**Your instructions**
Give back the whole listing exactly as shown.

**Data shown**
• • •

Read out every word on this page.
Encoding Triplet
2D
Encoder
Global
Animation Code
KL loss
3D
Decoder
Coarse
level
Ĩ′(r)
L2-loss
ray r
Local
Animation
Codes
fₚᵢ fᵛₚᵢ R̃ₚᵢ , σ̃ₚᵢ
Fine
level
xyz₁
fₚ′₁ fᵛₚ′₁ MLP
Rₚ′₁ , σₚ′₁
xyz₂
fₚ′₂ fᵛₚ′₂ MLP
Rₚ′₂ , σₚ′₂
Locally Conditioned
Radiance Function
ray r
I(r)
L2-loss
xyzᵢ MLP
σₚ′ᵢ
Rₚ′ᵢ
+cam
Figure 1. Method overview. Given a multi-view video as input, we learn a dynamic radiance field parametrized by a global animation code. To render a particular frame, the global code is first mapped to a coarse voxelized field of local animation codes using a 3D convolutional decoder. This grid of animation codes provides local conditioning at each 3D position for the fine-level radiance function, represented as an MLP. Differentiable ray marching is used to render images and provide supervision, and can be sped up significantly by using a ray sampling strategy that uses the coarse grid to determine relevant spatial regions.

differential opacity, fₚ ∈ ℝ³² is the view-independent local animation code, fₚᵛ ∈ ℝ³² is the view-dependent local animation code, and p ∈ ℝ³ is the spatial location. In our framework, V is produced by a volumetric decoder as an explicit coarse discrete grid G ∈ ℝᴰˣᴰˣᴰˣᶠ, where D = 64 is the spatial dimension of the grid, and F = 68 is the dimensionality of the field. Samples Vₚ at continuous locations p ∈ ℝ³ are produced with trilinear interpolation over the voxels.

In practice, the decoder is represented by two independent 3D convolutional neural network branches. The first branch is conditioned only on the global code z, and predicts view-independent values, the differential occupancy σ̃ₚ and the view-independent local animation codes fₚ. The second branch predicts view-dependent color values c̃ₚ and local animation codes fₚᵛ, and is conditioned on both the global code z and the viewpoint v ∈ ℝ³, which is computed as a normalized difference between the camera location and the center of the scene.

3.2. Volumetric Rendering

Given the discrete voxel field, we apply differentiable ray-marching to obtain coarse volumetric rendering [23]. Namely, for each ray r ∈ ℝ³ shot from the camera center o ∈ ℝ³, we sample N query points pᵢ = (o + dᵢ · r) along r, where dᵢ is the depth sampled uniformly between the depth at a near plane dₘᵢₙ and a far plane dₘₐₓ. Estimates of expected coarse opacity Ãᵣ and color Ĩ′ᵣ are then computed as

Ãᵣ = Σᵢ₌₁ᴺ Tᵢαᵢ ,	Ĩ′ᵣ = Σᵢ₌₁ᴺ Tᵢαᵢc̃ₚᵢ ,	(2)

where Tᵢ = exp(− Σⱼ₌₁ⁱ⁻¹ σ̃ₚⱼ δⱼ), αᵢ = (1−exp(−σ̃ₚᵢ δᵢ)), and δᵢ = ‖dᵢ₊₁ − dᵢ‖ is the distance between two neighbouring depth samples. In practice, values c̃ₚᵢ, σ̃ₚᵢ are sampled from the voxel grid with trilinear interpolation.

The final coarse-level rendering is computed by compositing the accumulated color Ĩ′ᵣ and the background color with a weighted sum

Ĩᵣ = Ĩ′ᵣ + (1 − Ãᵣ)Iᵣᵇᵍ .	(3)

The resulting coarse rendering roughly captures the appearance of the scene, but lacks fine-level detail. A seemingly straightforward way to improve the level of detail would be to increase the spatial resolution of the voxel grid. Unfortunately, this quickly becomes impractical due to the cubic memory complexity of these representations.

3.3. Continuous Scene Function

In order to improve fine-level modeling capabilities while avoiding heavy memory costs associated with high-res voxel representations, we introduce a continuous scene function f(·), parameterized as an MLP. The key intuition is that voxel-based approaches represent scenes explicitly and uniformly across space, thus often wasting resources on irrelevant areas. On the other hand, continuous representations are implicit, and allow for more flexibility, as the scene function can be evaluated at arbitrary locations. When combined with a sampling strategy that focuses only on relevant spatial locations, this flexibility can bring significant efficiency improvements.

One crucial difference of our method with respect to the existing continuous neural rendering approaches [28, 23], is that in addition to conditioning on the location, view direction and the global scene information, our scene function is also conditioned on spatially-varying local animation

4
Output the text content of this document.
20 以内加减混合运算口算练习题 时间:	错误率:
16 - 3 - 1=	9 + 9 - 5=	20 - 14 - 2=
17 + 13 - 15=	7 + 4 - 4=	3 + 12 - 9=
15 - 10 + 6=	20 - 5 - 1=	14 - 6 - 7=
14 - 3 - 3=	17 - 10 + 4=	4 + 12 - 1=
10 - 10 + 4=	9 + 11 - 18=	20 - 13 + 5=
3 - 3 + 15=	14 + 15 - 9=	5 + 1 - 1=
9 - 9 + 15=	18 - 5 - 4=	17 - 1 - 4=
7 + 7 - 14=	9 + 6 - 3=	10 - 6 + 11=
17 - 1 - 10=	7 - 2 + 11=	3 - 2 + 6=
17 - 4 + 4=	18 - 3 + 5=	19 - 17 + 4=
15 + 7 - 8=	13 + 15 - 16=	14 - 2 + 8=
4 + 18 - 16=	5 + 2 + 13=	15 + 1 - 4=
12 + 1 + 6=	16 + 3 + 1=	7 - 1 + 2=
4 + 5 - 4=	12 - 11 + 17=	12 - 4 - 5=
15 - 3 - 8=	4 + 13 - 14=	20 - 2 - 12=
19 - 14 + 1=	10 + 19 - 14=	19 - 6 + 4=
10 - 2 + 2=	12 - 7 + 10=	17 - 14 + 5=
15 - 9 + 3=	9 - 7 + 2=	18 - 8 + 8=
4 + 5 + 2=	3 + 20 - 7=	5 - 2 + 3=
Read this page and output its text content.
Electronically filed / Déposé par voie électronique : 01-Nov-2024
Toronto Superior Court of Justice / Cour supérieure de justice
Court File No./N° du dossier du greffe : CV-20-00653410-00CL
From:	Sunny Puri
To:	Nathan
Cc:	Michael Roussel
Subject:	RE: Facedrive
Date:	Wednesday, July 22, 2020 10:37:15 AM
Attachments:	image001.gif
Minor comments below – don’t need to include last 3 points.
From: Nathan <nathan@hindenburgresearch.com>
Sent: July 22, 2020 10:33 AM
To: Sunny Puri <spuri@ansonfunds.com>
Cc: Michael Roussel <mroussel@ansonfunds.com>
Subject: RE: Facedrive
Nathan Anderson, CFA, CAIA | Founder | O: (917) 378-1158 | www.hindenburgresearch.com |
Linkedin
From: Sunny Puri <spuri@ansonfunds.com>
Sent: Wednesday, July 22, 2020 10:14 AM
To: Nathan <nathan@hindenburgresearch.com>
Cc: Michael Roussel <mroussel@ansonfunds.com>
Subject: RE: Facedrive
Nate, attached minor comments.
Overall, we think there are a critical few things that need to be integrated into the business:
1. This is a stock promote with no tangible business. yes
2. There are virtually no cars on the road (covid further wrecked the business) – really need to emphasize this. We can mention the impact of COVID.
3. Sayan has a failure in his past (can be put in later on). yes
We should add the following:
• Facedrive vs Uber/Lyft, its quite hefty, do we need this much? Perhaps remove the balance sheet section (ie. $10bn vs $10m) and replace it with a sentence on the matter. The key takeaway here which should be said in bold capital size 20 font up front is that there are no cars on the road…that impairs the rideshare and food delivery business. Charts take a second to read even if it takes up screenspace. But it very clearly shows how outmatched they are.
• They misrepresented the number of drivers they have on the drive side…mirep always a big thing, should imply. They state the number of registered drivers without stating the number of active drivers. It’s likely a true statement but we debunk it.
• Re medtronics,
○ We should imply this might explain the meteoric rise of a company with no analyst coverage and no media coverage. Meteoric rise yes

• • •

**Solution for this exercise**
Read out every word on this page.
Encoding Triplet
2D
Encoder
Global
Animation Code
KL loss
3D
Decoder
Coarse
level
Ĩ′(r)
L2-loss
ray r
Local
Animation
Codes
fₚᵢ fᵛₚᵢ R̃ₚᵢ , σ̃ₚᵢ
Fine
level
xyz₁
fₚ′₁ fᵛₚ′₁ MLP
Rₚ′₁ , σₚ′₁
xyz₂
fₚ′₂ fᵛₚ′₂ MLP
Rₚ′₂ , σₚ′₂
Locally Conditioned
Radiance Function
ray r
I(r)
L2-loss
xyzᵢ MLP
σₚ′ᵢ
Rₚ′ᵢ
+cam
Figure 1. Method overview. Given a multi-view video as input, we learn a dynamic radiance field parametrized by a global animation code. To render a particular frame, the global code is first mapped to a coarse voxelized field of local animation codes using a 3D convolutional decoder. This grid of animation codes provides local conditioning at each 3D position for the fine-level radiance function, represented as an MLP. Differentiable ray marching is used to render images and provide supervision, and can be sped up significantly by using a ray sampling strategy that uses the coarse grid to determine relevant spatial regions.

differential opacity, fₚ ∈ ℝ³² is the view-independent local animation code, fₚᵛ ∈ ℝ³² is the view-dependent local animation code, and p ∈ ℝ³ is the spatial location. In our framework, V is produced by a volumetric decoder as an explicit coarse discrete grid G ∈ ℝᴰˣᴰˣᴰˣᶠ, where D = 64 is the spatial dimension of the grid, and F = 68 is the dimensionality of the field. Samples Vₚ at continuous locations p ∈ ℝ³ are produced with trilinear interpolation over the voxels.

In practice, the decoder is represented by two independent 3D convolutional neural network branches. The first branch is conditioned only on the global code z, and predicts view-independent values, the differential occupancy σ̃ₚ and the view-independent local animation codes fₚ. The second branch predicts view-dependent color values c̃ₚ and local animation codes fₚᵛ, and is conditioned on both the global code z and the viewpoint v ∈ ℝ³, which is computed as a normalized difference between the camera location and the center of the scene.

3.2. Volumetric Rendering

Given the discrete voxel field, we apply differentiable ray-marching to obtain coarse volumetric rendering [23]. Namely, for each ray r ∈ ℝ³ shot from the camera center o ∈ ℝ³, we sample N query points pᵢ = (o + dᵢ · r) along r, where dᵢ is the depth sampled uniformly between the depth at a near plane dₘᵢₙ and a far plane dₘₐₓ. Estimates of expected coarse opacity Ãᵣ and color Ĩ′ᵣ are then computed as

Ãᵣ = Σᵢ₌₁ᴺ Tᵢαᵢ ,	Ĩ′ᵣ = Σᵢ₌₁ᴺ Tᵢαᵢc̃ₚᵢ ,	(2)

where Tᵢ = exp(− Σⱼ₌₁ⁱ⁻¹ σ̃ₚⱼ δⱼ), αᵢ = (1−exp(−σ̃ₚᵢ δᵢ)), and δᵢ = ‖dᵢ₊₁ − dᵢ‖ is the distance between two neighbouring depth samples. In practice, values c̃ₚᵢ, σ̃ₚᵢ are sampled from the voxel grid with trilinear interpolation.

The final coarse-level rendering is computed by compositing the accumulated color Ĩ′ᵣ and the background color with a weighted sum

Ĩᵣ = Ĩ′ᵣ + (1 − Ãᵣ)Iᵣᵇᵍ .	(3)

The resulting coarse rendering roughly captures the appearance of the scene, but lacks fine-level detail. A seemingly straightforward way to improve the level of detail would be to increase the spatial resolution of the voxel grid. Unfortunately, this quickly becomes impractical due to the cubic memory complexity of these representations.

3.3. Continuous Scene Function

In order to improve fine-level modeling capabilities while avoiding heavy memory costs associated with high-res voxel representations, we introduce a continuous scene function f(·), parameterized as an MLP. The key intuition is that voxel-based approaches represent scenes explicitly and uniformly across space, thus often wasting resources on irrelevant areas. On the other hand, continuous representations are implicit, and allow for more flexibility, as the scene function can be evaluated at arbitrary locations. When combined with a sampling strategy that focuses only on relevant spatial locations, this flexibility can bring significant efficiency improvements.

One crucial difference of our method with respect to the existing continuous neural rendering approaches [28, 23], is that in addition to conditioning on the location, view direction and the global scene information, our scene function is also conditioned on spatially-varying local animation

4
Output the text content of this document.
20 以内加减混合运算口算练习题 时间:	错误率:
16 - 3 - 1=	9 + 9 - 5=	20 - 14 - 2=
17 + 13 - 15=	7 + 4 - 4=	3 + 12 - 9=
15 - 10 + 6=	20 - 5 - 1=	14 - 6 - 7=
14 - 3 - 3=	17 - 10 + 4=	4 + 12 - 1=
10 - 10 + 4=	9 + 11 - 18=	20 - 13 + 5=
3 - 3 + 15=	14 + 15 - 9=	5 + 1 - 1=
9 - 9 + 15=	18 - 5 - 4=	17 - 1 - 4=
7 + 7 - 14=	9 + 6 - 3=	10 - 6 + 11=
17 - 1 - 10=	7 - 2 + 11=	3 - 2 + 6=
17 - 4 + 4=	18 - 3 + 5=	19 - 17 + 4=
15 + 7 - 8=	13 + 15 - 16=	14 - 2 + 8=
4 + 18 - 16=	5 + 2 + 13=	15 + 1 - 4=
12 + 1 + 6=	16 + 3 + 1=	7 - 1 + 2=
4 + 5 - 4=	12 - 11 + 17=	12 - 4 - 5=
15 - 3 - 8=	4 + 13 - 14=	20 - 2 - 12=
19 - 14 + 1=	10 + 19 - 14=	19 - 6 + 4=
10 - 2 + 2=	12 - 7 + 10=	17 - 14 + 5=
15 - 9 + 3=	9 - 7 + 2=	18 - 8 + 8=
4 + 5 + 2=	3 + 20 - 7=	5 - 2 + 3=
Read this page and output its text content.
Electronically filed / Déposé par voie électronique : 01-Nov-2024
Toronto Superior Court of Justice / Cour supérieure de justice
Court File No./N° du dossier du greffe : CV-20-00653410-00CL
From:	Sunny Puri
To:	Nathan
Cc:	Michael Roussel
Subject:	RE: Facedrive
Date:	Wednesday, July 22, 2020 10:37:15 AM
Attachments:	image001.gif
Minor comments below – don’t need to include last 3 points.
From: Nathan <nathan@hindenburgresearch.com>
Sent: July 22, 2020 10:33 AM
To: Sunny Puri <spuri@ansonfunds.com>
Cc: Michael Roussel <mroussel@ansonfunds.com>
Subject: RE: Facedrive
Nathan Anderson, CFA, CAIA | Founder | O: (917) 378-1158 | www.hindenburgresearch.com |
Linkedin
From: Sunny Puri <spuri@ansonfunds.com>
Sent: Wednesday, July 22, 2020 10:14 AM
To: Nathan <nathan@hindenburgresearch.com>
Cc: Michael Roussel <mroussel@ansonfunds.com>
Subject: RE: Facedrive
Nate, attached minor comments.
Overall, we think there are a critical few things that need to be integrated into the business:
1. This is a stock promote with no tangible business. yes
2. There are virtually no cars on the road (covid further wrecked the business) – really need to emphasize this. We can mention the impact of COVID.
3. Sayan has a failure in his past (can be put in later on). yes
We should add the following:
• Facedrive vs Uber/Lyft, its quite hefty, do we need this much? Perhaps remove the balance sheet section (ie. $10bn vs $10m) and replace it with a sentence on the matter. The key takeaway here which should be said in bold capital size 20 font up front is that there are no cars on the road…that impairs the rideshare and food delivery business. Charts take a second to read even if it takes up screenspace. But it very clearly shows how outmatched they are.
• They misrepresented the number of drivers they have on the drive side…mirep always a big thing, should imply. They state the number of registered drivers without stating the number of active drivers. It’s likely a true statement but we debunk it.
• Re medtronics,
○ We should imply this might explain the meteoric rise of a company with no analyst coverage and no media coverage. Meteoric rise yes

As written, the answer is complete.